## DIRECTIONS FOR THIS TASK
Select all lines with the string "JSON" in them, and copy those lines.

[Collected data entries]

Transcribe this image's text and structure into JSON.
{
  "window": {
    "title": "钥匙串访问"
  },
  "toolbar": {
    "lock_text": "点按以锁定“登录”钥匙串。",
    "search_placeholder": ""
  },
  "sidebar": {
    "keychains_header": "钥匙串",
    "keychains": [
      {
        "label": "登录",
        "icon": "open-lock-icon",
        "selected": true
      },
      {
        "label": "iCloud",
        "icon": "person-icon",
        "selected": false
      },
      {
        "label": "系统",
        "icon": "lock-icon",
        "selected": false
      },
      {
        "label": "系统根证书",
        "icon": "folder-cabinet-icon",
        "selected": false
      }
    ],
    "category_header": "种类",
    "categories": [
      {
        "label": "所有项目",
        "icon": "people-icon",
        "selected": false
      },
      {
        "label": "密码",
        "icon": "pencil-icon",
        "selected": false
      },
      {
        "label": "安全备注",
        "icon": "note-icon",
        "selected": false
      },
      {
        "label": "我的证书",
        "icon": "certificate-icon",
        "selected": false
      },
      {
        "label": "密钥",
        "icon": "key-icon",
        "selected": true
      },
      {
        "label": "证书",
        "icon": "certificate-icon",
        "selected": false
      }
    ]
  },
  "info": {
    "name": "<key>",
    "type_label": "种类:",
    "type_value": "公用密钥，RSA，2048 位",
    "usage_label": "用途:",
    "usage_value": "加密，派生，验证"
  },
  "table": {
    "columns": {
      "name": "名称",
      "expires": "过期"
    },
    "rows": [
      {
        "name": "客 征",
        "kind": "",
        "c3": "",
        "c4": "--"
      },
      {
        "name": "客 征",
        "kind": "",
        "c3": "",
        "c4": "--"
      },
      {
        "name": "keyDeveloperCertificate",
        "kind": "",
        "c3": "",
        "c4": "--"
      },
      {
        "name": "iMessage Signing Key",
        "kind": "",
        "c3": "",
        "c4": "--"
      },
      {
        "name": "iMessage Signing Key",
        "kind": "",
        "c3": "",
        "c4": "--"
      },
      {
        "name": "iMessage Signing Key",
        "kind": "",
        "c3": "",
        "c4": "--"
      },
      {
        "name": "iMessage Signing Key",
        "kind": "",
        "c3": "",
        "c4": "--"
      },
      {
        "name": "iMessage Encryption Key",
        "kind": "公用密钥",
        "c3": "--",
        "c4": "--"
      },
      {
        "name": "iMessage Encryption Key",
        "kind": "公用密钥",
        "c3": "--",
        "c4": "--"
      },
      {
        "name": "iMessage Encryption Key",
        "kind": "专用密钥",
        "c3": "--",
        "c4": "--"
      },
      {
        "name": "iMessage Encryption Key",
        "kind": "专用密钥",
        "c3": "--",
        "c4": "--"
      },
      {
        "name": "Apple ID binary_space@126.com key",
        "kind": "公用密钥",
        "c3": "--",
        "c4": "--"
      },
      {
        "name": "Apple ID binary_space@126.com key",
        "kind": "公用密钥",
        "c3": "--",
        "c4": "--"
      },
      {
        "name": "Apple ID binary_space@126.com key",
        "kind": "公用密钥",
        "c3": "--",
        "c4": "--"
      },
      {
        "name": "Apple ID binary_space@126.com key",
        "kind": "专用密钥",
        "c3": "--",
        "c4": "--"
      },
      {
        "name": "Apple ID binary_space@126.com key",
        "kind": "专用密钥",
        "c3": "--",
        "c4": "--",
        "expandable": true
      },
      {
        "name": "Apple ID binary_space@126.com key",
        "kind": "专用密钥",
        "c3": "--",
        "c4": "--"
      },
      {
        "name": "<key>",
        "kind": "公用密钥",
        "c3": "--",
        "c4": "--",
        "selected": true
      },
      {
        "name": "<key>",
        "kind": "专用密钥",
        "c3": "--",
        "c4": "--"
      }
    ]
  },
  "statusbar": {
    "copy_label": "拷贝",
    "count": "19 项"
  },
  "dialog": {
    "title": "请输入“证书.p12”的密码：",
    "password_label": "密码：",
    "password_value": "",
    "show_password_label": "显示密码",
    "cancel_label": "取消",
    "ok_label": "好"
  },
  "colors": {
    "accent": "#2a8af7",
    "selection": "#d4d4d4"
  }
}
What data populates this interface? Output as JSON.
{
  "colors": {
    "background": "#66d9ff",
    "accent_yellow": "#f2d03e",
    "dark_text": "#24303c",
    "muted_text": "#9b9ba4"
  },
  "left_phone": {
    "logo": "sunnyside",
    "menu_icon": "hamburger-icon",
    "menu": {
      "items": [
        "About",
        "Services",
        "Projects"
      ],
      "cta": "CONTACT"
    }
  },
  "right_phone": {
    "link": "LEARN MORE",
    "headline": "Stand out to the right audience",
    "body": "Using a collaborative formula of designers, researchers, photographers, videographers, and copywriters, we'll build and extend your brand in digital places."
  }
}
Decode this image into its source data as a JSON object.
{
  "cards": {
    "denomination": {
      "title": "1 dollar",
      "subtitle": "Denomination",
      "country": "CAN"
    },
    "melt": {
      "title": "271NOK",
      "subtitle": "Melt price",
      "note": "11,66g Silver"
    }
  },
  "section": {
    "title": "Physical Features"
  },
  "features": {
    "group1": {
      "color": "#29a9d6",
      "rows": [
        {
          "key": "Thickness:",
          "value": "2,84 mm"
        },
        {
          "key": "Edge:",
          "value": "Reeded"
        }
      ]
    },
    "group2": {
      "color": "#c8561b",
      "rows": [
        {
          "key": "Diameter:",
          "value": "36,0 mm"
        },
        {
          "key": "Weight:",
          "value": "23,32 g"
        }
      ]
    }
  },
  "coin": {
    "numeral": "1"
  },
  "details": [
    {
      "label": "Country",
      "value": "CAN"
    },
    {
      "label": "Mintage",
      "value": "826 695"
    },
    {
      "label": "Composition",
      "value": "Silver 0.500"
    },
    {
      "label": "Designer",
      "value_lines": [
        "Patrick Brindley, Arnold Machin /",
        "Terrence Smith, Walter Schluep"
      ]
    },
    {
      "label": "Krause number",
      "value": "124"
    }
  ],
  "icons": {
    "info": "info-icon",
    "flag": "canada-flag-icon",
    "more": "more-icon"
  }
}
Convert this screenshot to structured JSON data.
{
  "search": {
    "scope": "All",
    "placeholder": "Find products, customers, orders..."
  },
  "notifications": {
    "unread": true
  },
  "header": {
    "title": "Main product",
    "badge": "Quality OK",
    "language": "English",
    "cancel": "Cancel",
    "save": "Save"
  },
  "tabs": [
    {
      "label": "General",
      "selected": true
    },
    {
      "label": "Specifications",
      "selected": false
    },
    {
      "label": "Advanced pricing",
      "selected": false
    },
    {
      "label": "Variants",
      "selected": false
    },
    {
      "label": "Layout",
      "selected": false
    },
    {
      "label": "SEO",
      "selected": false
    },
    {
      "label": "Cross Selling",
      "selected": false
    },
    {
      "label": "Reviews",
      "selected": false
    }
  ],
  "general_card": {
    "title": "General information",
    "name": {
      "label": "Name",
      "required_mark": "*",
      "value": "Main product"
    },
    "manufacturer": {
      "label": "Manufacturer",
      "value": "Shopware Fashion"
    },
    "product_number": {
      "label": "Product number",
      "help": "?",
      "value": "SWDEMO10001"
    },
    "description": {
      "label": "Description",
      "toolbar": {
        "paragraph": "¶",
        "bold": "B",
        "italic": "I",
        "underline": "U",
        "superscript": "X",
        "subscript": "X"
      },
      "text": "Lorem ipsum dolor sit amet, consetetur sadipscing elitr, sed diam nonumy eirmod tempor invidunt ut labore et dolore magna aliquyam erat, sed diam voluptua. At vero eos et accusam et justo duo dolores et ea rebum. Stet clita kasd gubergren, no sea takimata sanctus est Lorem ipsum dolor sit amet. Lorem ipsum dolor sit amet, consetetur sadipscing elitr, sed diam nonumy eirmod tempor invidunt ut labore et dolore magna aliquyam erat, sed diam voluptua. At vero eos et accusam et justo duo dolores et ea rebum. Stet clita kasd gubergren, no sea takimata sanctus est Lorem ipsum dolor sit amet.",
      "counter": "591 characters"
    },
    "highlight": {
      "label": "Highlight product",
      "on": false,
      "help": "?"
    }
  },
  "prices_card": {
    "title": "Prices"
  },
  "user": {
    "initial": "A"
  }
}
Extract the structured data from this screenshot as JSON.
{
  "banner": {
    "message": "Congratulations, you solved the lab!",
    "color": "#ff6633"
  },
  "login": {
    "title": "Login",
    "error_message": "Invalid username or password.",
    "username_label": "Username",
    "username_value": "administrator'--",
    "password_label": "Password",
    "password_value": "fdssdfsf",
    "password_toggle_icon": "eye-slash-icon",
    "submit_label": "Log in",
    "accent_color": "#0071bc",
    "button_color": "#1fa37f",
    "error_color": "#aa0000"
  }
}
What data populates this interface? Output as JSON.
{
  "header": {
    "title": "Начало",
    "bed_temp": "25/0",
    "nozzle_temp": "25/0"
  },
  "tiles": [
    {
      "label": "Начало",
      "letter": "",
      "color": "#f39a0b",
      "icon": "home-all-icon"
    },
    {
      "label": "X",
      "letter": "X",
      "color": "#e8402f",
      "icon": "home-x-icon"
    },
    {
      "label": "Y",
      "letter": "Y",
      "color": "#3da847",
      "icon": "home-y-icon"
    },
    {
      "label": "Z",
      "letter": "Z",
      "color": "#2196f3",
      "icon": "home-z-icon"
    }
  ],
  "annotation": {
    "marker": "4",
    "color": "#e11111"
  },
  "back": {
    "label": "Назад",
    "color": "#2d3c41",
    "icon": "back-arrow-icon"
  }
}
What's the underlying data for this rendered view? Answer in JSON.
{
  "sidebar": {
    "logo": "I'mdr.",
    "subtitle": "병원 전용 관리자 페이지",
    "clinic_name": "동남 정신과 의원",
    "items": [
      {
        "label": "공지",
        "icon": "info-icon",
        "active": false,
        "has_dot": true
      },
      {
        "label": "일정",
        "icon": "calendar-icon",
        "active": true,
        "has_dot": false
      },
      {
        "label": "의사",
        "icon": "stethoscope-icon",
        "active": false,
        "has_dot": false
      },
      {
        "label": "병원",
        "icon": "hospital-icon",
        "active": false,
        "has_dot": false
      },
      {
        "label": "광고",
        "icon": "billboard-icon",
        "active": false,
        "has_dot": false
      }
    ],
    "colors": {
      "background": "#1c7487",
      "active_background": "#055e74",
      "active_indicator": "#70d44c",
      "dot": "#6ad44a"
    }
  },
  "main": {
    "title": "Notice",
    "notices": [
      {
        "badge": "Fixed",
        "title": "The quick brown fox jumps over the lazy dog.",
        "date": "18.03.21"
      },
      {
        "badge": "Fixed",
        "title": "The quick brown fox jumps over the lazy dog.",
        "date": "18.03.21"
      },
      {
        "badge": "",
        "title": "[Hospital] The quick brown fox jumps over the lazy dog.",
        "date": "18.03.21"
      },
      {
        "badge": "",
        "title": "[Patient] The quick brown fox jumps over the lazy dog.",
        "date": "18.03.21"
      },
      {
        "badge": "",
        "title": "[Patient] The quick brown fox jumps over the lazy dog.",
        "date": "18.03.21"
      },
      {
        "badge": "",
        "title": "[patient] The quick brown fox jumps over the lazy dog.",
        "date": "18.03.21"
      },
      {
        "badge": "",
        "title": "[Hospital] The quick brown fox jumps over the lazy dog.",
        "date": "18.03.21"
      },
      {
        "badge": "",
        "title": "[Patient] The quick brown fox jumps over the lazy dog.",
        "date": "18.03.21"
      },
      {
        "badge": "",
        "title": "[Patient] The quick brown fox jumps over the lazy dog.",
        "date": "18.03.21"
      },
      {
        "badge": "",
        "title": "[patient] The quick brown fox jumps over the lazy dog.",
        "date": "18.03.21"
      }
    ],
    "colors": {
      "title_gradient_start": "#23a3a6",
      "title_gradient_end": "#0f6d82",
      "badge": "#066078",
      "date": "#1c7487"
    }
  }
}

## SOLUTION
Transcribe this image's text and structure into JSON.
What data populates this interface? Output as JSON.
Decode this image into its source data as a JSON object.
Convert this screenshot to structured JSON data.
Extract the structured data from this screenshot as JSON.
What data populates this interface? Output as JSON.
What's the underlying data for this rendered view? Answer in JSON.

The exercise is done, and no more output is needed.